Rows from a figure dataset:

^^^^^^^^^^^^^^^^

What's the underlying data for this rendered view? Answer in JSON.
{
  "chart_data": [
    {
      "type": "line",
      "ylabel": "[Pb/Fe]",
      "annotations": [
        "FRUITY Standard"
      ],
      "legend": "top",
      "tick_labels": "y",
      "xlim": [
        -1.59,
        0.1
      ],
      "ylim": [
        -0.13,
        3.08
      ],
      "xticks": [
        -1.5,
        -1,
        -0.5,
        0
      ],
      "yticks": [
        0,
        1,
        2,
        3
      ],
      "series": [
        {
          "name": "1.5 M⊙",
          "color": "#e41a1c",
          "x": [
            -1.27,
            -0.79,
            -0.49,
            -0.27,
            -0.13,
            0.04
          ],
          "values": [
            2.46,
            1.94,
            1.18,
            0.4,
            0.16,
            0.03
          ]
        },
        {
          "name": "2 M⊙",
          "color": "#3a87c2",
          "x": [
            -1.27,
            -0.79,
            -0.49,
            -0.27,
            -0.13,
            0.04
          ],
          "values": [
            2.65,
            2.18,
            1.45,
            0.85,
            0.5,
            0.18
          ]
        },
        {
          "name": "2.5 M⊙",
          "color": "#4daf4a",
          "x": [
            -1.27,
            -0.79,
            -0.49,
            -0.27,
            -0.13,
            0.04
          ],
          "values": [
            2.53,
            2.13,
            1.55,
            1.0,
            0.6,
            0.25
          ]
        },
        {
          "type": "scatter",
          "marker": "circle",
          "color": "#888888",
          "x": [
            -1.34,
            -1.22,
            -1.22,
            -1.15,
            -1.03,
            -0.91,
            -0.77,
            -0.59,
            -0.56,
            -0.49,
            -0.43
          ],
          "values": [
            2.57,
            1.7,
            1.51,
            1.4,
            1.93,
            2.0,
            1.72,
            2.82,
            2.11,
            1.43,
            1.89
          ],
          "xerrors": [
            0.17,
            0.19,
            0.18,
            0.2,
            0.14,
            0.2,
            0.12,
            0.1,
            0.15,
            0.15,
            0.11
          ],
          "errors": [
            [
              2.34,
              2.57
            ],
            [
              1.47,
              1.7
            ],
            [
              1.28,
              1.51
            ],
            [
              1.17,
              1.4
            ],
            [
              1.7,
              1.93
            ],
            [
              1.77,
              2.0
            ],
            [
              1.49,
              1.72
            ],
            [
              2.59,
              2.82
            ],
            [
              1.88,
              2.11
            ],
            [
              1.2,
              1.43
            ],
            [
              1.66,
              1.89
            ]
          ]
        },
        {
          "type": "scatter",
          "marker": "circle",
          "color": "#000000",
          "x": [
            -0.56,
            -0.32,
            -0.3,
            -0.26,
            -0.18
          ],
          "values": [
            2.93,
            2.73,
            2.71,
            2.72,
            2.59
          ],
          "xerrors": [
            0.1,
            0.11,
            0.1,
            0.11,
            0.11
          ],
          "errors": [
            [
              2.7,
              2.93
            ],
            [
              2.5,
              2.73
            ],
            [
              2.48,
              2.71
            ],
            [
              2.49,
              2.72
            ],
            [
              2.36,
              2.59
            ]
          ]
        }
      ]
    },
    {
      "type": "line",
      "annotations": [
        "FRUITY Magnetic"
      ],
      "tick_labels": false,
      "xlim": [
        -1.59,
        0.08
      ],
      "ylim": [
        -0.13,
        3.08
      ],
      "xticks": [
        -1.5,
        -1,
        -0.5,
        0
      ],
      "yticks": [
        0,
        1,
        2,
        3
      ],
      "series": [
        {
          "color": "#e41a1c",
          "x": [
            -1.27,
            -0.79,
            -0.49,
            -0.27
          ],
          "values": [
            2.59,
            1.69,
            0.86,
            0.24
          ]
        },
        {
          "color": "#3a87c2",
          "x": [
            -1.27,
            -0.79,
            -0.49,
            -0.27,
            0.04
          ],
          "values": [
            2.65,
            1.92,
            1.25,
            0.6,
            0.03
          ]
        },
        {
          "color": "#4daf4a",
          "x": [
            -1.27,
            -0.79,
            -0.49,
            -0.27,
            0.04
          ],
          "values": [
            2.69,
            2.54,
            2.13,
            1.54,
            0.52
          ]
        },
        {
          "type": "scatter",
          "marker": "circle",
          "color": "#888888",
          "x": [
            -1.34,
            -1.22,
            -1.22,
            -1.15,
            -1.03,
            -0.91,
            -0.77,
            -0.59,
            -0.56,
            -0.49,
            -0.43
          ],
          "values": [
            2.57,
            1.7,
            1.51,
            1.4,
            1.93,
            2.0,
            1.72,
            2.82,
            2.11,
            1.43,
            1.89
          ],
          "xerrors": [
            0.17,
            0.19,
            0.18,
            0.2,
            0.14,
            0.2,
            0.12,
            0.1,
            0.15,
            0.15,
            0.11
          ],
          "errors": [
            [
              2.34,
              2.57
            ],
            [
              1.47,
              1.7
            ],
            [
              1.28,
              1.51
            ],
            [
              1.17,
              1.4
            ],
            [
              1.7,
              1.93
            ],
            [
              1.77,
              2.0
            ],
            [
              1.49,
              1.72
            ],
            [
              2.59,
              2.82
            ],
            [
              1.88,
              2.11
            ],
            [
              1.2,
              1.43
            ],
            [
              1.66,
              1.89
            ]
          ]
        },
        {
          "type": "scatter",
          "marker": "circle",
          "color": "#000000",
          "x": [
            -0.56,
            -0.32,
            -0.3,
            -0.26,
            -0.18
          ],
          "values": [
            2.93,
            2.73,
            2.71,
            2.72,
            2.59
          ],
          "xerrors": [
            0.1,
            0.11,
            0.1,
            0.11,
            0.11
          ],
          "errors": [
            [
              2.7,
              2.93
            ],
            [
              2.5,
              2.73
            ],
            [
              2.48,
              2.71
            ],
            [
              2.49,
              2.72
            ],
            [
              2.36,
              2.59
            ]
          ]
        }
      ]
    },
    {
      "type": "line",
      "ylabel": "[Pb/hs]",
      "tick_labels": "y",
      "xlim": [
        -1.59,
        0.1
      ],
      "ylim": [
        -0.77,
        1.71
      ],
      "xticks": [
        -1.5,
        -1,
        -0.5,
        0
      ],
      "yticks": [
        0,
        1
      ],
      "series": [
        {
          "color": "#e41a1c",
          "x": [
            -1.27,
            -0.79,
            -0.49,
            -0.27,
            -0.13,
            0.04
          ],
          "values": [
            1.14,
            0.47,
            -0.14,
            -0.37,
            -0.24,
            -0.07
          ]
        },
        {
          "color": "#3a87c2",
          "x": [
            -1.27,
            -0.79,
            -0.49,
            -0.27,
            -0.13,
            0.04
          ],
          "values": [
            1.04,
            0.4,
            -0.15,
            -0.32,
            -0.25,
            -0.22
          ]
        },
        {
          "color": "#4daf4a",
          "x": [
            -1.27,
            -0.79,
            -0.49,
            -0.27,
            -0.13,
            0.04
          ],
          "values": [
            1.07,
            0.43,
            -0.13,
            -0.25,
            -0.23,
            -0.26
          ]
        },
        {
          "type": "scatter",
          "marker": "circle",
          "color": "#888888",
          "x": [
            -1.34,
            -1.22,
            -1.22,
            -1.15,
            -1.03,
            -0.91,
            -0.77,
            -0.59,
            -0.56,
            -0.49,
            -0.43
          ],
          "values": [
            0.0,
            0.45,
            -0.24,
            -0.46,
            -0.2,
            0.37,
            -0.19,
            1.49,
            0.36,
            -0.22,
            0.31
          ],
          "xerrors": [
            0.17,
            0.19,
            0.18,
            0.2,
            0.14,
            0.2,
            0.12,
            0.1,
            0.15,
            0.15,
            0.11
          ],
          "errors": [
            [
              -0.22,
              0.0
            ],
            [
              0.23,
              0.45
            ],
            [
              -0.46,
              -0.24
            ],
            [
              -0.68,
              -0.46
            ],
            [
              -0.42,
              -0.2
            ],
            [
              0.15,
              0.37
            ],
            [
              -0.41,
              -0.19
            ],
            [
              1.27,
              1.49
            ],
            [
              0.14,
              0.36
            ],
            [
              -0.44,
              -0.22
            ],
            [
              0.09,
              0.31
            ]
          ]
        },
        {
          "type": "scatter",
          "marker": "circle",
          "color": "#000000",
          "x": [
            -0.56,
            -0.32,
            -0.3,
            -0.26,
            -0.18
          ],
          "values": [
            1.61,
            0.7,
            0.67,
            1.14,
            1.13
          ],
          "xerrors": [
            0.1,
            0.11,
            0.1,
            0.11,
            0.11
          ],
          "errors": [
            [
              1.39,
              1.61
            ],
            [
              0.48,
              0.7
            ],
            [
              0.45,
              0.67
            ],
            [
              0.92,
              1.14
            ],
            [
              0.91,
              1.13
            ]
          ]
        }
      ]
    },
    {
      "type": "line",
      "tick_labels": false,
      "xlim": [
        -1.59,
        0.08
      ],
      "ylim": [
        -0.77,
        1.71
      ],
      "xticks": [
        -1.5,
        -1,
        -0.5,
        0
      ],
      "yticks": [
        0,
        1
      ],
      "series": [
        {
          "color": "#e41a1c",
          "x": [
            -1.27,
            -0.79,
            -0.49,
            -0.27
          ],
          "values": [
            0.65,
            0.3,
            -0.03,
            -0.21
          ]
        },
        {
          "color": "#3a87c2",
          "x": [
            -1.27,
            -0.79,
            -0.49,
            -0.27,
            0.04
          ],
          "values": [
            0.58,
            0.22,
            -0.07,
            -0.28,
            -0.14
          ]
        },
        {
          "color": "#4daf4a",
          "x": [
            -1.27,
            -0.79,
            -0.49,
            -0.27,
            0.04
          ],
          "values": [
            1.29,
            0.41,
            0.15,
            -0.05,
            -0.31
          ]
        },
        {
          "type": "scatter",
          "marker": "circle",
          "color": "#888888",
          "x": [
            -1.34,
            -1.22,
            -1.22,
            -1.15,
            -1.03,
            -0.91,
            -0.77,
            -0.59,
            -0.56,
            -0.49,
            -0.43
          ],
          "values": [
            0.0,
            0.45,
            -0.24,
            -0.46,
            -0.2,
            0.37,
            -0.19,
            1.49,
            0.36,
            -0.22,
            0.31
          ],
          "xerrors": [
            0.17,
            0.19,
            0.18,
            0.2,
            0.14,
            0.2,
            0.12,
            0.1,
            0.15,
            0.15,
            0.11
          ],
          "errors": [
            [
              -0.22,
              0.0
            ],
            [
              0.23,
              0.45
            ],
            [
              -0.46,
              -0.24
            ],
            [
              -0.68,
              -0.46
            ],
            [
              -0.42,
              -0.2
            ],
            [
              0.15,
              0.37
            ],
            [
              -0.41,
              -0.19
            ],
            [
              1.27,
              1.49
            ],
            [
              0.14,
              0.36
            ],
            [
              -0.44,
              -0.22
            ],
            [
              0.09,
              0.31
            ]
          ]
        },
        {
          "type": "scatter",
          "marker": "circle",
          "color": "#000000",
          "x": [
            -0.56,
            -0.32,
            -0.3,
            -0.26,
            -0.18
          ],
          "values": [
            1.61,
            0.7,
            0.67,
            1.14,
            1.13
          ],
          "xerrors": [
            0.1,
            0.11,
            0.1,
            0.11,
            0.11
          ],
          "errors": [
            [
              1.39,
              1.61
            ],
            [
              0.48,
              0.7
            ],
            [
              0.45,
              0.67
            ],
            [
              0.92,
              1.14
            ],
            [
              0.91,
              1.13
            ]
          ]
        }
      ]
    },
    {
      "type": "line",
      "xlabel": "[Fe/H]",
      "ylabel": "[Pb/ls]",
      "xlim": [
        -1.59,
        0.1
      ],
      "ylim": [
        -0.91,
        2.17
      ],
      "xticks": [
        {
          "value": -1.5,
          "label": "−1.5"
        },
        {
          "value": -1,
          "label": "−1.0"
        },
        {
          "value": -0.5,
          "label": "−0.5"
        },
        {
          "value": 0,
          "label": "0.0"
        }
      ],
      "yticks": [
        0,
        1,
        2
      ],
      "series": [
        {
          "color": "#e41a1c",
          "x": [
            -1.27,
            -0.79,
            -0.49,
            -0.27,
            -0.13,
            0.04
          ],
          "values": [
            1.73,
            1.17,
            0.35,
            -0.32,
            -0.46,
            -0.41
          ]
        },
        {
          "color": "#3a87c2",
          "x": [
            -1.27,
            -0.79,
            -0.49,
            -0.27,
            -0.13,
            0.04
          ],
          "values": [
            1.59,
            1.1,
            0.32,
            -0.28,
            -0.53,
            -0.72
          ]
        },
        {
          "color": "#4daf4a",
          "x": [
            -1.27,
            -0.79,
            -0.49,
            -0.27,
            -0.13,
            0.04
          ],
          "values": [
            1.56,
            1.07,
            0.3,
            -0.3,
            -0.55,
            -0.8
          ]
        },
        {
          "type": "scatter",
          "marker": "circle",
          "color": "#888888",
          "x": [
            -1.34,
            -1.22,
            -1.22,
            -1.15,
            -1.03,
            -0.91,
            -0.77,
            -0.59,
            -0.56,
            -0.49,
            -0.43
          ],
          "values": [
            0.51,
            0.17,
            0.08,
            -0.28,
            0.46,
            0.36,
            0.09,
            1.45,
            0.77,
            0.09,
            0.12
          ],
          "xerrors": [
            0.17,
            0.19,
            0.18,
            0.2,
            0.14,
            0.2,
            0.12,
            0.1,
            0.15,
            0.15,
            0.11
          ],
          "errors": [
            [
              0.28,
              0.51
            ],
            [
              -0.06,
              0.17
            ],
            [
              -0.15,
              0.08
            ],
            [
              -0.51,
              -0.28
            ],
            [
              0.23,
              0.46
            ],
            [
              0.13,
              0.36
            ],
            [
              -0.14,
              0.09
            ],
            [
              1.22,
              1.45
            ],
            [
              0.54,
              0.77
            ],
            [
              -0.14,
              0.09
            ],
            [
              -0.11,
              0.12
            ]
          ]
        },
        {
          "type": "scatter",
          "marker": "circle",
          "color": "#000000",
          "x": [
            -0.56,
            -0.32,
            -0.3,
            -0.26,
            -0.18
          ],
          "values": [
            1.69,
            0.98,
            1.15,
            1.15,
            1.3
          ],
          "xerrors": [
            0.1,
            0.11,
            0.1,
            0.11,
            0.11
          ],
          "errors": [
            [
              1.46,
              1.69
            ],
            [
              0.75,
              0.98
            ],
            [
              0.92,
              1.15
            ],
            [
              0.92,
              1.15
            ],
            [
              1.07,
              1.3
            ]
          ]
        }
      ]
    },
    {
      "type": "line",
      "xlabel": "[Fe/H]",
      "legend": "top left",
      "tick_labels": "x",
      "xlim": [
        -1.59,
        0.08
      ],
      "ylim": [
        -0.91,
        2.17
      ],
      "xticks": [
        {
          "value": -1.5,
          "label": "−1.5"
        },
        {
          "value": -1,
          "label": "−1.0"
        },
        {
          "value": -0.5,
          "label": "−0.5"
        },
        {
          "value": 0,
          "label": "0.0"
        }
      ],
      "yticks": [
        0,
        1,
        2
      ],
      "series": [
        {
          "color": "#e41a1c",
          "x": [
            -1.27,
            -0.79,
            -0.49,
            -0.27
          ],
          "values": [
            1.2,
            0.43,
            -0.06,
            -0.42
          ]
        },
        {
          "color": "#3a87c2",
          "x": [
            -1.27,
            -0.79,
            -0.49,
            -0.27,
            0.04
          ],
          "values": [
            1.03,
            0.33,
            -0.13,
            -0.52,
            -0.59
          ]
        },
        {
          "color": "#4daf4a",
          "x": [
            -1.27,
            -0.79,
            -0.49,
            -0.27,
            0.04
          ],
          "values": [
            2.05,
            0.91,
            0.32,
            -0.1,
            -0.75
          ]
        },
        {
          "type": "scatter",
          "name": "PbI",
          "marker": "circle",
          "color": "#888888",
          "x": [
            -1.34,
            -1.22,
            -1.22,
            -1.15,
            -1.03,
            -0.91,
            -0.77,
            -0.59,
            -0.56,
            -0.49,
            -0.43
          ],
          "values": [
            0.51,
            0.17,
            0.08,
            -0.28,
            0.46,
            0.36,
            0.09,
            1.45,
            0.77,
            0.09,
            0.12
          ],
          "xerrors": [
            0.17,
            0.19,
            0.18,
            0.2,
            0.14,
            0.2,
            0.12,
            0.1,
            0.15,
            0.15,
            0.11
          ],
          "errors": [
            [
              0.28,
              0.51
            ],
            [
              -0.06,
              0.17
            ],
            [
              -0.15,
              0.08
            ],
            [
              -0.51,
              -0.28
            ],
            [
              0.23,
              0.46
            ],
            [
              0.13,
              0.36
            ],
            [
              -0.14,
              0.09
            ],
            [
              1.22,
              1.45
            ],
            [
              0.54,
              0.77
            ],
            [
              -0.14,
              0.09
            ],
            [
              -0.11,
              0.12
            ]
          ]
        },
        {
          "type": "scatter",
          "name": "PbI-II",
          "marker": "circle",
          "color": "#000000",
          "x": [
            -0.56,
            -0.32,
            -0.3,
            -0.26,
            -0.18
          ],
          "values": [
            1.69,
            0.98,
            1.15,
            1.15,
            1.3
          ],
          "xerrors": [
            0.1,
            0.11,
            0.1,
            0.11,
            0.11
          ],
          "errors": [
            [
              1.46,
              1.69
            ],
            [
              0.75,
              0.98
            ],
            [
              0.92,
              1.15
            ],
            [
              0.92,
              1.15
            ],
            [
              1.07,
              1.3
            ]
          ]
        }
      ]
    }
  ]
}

^^^^^^^^^^^^^^^^

Exercise objective
Within the listing above, copy each line that has the string "name".

Written answer
          "name": "1.5 M⊙",
          "name": "2 M⊙",
          "name": "2.5 M⊙",
          "name": "PbI",
          "name": "PbI-II",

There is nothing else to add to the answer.